"""

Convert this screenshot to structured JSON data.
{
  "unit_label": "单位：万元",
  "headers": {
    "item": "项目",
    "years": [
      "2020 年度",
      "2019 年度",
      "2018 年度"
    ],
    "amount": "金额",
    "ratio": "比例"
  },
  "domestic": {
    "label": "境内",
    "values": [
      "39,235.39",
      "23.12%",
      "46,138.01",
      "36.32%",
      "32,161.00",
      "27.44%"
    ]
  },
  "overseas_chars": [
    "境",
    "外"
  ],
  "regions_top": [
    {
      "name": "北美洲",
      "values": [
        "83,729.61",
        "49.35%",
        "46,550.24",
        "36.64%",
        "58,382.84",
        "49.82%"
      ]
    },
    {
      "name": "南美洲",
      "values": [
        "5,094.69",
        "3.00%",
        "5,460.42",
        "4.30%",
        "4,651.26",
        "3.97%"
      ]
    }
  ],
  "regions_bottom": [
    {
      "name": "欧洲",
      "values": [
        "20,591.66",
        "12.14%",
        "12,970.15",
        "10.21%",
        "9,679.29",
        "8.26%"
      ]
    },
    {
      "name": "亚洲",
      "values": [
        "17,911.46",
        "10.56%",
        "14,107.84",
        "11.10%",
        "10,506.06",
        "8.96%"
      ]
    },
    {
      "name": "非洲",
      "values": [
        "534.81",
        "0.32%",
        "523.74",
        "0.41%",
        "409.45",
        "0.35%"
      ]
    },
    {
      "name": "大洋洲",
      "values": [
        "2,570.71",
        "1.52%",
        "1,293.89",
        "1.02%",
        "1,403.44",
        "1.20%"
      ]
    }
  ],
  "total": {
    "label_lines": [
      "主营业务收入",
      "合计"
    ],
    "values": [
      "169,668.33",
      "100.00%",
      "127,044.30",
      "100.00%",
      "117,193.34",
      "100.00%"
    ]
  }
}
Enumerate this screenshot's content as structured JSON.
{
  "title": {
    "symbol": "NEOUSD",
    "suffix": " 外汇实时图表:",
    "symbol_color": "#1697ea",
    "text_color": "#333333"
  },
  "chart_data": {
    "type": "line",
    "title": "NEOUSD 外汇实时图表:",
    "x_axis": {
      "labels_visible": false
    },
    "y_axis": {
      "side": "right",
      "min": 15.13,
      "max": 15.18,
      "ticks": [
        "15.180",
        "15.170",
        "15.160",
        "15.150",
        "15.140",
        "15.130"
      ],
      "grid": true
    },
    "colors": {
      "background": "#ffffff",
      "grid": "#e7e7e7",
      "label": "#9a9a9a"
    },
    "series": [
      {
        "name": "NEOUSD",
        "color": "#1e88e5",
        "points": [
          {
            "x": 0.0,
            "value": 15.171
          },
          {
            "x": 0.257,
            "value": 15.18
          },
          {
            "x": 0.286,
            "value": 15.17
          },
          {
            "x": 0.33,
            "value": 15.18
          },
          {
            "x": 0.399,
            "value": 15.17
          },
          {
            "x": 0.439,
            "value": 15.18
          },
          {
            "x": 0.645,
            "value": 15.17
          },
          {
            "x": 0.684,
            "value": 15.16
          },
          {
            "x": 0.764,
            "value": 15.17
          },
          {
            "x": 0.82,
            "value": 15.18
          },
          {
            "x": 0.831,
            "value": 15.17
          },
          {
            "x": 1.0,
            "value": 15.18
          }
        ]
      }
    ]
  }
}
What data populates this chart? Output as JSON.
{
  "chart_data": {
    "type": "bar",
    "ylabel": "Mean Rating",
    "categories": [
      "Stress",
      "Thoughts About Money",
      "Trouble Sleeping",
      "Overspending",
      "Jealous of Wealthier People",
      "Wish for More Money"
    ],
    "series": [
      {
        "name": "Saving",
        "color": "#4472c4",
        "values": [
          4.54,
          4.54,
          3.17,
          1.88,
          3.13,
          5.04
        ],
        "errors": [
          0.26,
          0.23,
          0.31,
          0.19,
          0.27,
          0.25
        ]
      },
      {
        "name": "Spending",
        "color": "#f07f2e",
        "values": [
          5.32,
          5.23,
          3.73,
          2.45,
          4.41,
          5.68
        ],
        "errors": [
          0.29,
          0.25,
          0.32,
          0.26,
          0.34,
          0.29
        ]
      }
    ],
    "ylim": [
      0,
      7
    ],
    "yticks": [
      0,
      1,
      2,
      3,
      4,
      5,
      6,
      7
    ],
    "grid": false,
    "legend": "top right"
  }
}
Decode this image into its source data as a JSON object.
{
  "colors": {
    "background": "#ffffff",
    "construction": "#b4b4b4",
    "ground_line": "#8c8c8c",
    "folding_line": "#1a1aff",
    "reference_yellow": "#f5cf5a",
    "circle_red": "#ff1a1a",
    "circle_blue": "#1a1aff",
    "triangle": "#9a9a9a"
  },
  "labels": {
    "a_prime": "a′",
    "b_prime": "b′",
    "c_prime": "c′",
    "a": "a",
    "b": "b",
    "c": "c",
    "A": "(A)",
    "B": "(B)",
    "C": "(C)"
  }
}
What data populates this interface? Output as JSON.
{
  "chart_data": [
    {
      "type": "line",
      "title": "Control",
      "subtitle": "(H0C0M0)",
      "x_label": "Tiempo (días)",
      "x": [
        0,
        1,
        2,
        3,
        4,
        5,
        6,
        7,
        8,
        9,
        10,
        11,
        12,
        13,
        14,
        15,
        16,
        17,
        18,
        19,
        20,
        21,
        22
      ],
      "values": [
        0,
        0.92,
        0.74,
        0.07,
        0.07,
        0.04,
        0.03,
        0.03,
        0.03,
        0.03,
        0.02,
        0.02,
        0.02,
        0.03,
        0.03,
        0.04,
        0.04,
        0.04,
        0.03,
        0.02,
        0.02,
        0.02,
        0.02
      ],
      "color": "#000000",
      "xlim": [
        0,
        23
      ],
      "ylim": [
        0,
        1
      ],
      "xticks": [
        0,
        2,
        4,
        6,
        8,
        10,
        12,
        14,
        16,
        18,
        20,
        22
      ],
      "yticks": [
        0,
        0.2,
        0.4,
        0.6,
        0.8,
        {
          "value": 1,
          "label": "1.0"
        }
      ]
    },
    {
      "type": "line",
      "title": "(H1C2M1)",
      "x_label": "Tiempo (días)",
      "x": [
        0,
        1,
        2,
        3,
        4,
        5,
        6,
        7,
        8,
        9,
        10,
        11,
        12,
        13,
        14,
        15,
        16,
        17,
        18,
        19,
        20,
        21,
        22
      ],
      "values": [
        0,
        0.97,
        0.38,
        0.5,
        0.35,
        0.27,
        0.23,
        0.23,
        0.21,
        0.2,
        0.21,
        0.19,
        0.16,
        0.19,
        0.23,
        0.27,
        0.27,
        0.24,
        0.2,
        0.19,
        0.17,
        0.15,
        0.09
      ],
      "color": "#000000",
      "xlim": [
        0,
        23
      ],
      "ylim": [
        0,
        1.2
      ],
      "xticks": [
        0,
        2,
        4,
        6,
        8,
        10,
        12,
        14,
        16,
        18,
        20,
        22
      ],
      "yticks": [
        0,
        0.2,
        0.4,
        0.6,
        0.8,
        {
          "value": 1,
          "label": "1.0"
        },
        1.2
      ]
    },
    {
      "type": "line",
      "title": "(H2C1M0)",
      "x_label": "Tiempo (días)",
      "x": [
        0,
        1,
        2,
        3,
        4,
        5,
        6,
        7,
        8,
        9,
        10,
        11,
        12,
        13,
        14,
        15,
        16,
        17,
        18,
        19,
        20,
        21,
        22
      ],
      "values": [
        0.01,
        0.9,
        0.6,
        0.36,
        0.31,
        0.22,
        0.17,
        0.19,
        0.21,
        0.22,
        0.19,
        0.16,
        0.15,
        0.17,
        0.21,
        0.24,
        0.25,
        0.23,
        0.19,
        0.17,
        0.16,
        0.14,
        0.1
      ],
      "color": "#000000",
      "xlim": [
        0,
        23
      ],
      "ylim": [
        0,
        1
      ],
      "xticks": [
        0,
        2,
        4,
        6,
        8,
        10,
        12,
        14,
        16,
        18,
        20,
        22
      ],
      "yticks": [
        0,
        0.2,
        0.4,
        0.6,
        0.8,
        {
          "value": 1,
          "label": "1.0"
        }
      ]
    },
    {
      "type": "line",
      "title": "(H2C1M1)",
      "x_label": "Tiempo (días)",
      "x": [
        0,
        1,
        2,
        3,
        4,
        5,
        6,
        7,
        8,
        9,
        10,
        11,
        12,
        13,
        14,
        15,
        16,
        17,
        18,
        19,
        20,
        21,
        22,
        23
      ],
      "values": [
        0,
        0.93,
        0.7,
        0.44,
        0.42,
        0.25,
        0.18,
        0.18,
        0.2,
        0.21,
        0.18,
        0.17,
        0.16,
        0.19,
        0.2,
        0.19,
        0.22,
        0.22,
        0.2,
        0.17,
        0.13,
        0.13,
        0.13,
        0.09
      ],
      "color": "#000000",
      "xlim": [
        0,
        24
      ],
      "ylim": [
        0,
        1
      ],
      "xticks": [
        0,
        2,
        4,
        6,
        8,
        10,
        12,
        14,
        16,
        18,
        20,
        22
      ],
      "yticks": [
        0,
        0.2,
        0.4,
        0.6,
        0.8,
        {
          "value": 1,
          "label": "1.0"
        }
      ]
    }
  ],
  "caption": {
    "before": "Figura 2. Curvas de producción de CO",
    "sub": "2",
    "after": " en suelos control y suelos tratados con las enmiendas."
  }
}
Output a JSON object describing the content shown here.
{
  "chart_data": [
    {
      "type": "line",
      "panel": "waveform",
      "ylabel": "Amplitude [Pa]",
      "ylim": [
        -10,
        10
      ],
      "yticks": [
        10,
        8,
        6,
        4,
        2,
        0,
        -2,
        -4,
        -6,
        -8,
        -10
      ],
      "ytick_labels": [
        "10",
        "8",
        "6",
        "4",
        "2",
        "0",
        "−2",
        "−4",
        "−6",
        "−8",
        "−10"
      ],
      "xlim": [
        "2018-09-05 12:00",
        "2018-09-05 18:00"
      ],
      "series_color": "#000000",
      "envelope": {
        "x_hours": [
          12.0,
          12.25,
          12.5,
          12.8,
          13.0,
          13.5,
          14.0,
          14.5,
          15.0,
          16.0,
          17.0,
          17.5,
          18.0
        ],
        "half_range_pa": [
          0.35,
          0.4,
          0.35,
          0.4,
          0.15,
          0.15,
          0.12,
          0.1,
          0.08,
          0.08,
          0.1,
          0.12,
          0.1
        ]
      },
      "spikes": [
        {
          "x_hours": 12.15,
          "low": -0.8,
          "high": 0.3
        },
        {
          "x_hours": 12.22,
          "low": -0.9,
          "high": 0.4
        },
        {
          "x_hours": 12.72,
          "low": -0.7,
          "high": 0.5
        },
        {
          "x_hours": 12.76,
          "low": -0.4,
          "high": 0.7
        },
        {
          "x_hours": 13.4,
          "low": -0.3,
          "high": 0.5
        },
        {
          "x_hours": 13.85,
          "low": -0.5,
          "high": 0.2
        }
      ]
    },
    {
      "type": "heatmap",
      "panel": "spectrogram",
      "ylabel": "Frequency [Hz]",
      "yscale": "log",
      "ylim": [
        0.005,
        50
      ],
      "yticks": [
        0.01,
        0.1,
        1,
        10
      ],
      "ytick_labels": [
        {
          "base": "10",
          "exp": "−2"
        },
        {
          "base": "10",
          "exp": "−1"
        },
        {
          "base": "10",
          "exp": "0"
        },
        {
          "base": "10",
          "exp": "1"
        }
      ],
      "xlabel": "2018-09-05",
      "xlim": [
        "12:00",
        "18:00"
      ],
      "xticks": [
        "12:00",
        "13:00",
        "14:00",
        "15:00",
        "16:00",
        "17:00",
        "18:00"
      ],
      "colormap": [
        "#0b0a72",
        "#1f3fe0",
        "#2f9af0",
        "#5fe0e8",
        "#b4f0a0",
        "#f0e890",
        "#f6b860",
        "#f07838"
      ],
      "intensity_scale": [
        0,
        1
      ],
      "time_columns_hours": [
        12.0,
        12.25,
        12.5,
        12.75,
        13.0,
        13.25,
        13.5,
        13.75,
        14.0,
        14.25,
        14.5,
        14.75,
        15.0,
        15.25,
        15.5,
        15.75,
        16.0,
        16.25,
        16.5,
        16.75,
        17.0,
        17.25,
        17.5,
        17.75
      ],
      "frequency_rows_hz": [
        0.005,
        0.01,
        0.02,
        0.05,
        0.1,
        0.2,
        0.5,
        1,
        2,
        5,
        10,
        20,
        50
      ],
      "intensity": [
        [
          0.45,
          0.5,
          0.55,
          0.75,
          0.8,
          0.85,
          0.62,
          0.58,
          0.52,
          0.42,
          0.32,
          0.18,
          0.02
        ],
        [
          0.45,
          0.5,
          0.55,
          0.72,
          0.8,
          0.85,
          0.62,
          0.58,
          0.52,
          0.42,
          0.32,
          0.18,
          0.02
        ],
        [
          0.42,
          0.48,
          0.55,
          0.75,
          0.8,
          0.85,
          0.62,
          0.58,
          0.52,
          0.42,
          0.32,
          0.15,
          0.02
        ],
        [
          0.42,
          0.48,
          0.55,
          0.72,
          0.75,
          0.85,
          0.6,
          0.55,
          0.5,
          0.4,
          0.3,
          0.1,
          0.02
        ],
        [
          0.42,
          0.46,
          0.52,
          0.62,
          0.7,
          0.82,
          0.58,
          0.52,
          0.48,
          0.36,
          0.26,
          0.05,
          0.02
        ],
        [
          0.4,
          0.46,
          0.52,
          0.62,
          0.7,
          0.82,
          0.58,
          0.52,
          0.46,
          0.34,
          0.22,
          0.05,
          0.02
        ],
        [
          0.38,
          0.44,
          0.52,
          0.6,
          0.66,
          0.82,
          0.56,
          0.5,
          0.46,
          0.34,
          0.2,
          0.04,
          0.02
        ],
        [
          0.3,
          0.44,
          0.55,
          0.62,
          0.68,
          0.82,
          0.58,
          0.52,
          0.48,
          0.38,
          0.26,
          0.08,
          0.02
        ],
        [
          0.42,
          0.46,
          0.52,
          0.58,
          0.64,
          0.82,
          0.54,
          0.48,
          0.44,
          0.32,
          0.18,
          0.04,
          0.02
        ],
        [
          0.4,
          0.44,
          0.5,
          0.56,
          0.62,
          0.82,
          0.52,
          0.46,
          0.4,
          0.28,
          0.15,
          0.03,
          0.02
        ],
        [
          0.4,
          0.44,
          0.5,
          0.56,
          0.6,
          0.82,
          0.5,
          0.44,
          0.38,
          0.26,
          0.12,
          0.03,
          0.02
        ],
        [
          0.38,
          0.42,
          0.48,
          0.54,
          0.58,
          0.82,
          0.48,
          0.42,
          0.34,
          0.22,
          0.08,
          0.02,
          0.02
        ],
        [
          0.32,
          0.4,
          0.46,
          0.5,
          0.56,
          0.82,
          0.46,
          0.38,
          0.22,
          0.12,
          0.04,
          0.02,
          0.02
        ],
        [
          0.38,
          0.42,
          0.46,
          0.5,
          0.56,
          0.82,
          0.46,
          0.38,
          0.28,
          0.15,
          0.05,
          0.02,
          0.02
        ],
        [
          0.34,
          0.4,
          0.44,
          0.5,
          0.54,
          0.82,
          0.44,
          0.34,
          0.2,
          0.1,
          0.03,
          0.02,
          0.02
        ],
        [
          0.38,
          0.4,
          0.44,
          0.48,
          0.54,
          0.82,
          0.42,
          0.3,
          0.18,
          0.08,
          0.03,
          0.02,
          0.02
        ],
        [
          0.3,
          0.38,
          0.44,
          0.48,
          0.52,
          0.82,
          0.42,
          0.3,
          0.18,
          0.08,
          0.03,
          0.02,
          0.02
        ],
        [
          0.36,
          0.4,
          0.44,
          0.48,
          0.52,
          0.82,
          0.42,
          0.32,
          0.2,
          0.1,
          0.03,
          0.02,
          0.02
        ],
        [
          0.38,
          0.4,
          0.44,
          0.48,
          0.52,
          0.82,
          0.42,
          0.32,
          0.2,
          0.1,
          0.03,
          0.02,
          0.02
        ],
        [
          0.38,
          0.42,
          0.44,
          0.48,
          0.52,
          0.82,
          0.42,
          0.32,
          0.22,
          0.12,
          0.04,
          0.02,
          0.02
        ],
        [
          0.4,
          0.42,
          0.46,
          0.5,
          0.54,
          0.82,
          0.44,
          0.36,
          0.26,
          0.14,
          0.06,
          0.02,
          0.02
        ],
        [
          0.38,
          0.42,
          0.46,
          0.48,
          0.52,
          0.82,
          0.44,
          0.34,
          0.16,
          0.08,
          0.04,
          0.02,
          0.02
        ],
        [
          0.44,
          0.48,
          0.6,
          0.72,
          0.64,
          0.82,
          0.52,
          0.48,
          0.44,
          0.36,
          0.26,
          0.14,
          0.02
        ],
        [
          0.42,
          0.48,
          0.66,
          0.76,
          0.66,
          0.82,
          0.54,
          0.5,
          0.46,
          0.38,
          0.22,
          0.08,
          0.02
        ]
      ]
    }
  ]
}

"""

**WRITTEN REQUEST**
Considering only the records above, state the number of lines that include the word "high", with nothing added.

**WORKED SOLUTION**
6